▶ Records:
○ ○ ○

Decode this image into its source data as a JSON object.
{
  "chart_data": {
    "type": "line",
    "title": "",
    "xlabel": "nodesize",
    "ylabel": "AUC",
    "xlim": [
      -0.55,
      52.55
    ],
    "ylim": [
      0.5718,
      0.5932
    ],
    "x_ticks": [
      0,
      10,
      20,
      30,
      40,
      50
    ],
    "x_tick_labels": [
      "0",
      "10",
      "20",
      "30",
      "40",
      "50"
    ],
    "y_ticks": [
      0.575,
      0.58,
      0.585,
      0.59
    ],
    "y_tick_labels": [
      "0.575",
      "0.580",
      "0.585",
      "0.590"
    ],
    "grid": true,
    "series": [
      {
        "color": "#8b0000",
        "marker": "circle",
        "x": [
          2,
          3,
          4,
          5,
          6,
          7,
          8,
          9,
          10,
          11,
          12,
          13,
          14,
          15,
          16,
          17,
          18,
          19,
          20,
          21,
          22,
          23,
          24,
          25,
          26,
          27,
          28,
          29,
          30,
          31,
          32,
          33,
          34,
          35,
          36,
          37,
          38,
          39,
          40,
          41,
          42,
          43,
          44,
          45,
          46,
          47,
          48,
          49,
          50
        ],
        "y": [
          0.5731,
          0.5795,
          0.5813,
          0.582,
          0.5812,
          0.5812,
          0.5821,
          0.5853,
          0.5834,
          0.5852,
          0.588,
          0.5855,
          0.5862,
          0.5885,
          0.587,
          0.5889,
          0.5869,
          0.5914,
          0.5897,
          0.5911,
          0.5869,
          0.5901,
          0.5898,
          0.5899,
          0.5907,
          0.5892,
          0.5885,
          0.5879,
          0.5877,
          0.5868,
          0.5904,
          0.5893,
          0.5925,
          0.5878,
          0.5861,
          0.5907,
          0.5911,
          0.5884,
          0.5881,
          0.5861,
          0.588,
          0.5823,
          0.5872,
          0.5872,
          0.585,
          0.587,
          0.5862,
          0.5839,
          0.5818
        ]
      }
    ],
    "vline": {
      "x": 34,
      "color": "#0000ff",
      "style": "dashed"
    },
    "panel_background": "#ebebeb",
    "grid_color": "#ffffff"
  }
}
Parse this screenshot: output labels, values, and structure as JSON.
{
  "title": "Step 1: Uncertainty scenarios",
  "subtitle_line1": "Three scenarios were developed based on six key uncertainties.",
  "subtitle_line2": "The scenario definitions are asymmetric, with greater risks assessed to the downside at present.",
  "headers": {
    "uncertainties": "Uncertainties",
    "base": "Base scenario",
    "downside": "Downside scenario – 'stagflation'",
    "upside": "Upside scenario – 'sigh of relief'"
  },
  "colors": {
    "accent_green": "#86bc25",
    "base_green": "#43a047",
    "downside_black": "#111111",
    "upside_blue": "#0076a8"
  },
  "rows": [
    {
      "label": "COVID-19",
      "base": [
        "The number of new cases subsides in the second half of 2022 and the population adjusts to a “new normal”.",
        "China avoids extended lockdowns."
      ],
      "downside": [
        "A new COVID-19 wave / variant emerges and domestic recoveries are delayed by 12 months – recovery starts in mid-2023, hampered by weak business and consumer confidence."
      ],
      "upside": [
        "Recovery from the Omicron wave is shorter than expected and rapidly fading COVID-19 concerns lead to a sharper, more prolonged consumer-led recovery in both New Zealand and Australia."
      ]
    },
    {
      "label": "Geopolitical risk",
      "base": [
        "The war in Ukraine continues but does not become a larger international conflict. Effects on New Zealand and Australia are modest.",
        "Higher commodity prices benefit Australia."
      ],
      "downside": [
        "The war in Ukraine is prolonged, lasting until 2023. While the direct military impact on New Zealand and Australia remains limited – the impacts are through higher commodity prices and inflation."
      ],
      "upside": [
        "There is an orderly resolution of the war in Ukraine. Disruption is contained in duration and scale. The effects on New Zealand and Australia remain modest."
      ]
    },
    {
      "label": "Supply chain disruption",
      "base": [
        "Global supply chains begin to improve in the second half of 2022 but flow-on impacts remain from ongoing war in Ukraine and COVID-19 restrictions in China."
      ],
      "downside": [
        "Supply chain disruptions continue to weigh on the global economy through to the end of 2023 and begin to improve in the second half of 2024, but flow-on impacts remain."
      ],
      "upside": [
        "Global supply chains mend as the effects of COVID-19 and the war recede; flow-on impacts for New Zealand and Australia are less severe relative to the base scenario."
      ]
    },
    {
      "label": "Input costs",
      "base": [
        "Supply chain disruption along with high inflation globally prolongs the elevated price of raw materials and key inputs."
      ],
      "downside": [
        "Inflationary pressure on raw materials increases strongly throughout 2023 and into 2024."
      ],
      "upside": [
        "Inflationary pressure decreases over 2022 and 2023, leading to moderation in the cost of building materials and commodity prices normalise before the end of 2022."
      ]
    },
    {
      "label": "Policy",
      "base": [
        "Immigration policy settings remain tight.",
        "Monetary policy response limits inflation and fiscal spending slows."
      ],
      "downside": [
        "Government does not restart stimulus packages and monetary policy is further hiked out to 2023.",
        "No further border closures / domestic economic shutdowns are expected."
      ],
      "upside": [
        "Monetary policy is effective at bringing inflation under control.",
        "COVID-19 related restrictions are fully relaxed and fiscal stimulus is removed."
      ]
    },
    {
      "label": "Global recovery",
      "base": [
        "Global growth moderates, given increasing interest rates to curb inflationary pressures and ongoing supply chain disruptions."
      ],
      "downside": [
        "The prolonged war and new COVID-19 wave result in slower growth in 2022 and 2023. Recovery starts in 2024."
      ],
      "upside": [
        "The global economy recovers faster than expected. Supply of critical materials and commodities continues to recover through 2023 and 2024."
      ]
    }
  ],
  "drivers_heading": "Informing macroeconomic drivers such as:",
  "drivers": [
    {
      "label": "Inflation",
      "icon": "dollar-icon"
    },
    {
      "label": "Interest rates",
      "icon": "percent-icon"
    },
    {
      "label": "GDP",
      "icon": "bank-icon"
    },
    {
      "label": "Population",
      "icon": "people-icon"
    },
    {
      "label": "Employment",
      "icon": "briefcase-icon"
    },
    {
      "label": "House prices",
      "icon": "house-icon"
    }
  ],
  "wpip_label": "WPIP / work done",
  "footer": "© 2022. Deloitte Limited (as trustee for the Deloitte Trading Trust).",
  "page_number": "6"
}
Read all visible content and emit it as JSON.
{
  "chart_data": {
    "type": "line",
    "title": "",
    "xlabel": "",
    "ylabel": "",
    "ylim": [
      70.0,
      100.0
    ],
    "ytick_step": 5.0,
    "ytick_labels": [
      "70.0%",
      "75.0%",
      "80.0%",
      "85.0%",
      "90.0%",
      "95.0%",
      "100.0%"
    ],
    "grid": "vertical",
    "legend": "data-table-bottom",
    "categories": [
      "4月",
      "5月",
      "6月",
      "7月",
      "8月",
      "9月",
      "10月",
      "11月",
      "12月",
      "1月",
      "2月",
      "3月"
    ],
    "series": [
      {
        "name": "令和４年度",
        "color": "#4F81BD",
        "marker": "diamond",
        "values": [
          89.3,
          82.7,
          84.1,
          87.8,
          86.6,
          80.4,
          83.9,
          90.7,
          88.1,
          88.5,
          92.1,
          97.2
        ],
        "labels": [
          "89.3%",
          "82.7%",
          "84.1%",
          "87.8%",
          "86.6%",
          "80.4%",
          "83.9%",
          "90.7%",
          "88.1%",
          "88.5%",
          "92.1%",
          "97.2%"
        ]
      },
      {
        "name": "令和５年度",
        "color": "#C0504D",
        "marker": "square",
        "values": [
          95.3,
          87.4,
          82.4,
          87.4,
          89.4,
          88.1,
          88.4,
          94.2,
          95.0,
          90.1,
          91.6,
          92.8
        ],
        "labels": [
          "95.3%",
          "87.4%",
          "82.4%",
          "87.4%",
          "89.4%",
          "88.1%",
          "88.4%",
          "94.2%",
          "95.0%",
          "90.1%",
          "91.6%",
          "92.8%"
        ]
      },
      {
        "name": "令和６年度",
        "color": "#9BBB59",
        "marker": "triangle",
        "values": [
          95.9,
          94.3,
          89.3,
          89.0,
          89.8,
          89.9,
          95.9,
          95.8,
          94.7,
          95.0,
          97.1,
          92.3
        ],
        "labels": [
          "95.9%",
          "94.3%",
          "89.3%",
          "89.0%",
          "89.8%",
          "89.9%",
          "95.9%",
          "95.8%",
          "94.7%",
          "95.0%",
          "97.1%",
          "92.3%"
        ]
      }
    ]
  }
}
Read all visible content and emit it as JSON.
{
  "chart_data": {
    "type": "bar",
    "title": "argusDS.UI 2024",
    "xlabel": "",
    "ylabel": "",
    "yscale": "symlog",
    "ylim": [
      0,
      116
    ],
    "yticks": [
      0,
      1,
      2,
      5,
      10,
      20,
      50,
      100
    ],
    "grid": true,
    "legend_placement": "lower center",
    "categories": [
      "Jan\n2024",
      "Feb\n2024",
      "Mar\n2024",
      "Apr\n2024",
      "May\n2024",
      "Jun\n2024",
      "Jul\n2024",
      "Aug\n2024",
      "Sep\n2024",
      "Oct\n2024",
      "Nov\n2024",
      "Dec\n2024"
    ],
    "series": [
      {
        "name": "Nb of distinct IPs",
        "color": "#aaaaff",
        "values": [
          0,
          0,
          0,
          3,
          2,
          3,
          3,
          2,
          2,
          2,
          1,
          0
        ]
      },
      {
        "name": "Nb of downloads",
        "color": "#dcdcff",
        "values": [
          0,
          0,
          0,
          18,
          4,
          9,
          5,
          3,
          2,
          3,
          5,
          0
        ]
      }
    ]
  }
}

○ ○ ○

▶ Set problem:
Filter out all lines lacking the word "uncertainties" and copy the rest.

▶ Task output:
  "subtitle_line1": "Three scenarios were developed based on six key uncertainties.",
    "uncertainties": "Uncertainties",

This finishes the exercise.